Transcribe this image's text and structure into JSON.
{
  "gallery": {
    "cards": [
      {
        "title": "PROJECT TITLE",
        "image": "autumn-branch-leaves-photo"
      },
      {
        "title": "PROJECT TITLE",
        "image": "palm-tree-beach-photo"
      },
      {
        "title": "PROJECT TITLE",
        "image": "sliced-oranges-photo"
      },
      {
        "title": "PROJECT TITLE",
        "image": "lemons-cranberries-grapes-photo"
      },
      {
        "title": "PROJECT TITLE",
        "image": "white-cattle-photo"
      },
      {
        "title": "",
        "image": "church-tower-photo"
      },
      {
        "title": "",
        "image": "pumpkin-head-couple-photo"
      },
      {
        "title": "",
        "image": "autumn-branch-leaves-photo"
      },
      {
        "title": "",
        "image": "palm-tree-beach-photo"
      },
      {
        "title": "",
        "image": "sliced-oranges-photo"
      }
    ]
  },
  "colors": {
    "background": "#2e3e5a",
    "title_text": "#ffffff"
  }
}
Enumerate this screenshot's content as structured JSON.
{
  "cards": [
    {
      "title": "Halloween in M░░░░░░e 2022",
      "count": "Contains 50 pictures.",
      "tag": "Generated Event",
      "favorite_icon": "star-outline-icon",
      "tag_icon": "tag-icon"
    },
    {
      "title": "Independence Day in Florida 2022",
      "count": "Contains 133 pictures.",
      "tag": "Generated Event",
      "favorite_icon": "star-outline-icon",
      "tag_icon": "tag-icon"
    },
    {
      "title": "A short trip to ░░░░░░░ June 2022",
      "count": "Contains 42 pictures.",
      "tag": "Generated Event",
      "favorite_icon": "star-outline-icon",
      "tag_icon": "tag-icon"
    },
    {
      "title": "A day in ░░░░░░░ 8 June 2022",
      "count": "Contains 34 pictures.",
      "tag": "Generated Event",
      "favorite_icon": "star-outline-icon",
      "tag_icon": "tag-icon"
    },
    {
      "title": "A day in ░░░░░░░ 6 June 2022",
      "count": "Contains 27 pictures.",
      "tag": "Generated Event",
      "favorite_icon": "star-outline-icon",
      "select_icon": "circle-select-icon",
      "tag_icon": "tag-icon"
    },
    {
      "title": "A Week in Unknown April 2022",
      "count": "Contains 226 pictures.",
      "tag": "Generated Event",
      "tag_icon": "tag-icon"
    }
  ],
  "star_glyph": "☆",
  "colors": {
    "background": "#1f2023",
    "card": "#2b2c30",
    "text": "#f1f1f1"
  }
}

**Problem to work on**
Copy out each line that contains the word "background".

**Response**
    "background": "#2e3e5a",
    "background": "#1f2023",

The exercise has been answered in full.